A run of records:
:::
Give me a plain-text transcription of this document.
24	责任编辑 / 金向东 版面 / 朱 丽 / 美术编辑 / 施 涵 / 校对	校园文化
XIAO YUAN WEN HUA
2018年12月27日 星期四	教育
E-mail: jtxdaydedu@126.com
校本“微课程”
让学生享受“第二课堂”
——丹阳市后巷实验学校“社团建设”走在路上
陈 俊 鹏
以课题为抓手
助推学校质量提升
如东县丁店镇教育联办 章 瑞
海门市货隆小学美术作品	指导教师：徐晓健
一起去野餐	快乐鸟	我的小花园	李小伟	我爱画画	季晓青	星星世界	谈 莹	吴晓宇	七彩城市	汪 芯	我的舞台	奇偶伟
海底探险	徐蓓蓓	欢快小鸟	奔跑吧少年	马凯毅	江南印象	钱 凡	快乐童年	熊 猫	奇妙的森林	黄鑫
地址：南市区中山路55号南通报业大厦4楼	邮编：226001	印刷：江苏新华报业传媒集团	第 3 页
:::
Written instruction: Write out the full listing, keeping every line exactly as it is.

Correct output:
Give me a plain-text transcription of this document.
24	责任编辑 / 金向东 版面 / 朱 丽 / 美术编辑 / 施 涵 / 校对	校园文化
XIAO YUAN WEN HUA
2018年12月27日 星期四	教育
E-mail: jtxdaydedu@126.com
校本“微课程”
让学生享受“第二课堂”
——丹阳市后巷实验学校“社团建设”走在路上
陈 俊 鹏
以课题为抓手
助推学校质量提升
如东县丁店镇教育联办 章 瑞
海门市货隆小学美术作品	指导教师：徐晓健
一起去野餐	快乐鸟	我的小花园	李小伟	我爱画画	季晓青	星星世界	谈 莹	吴晓宇	七彩城市	汪 芯	我的舞台	奇偶伟
海底探险	徐蓓蓓	欢快小鸟	奔跑吧少年	马凯毅	江南印象	钱 凡	快乐童年	熊 猫	奇妙的森林	黄鑫
地址：南市区中山路55号南通报业大厦4楼	邮编：226001	印刷：江苏新华报业传媒集团	第 3 页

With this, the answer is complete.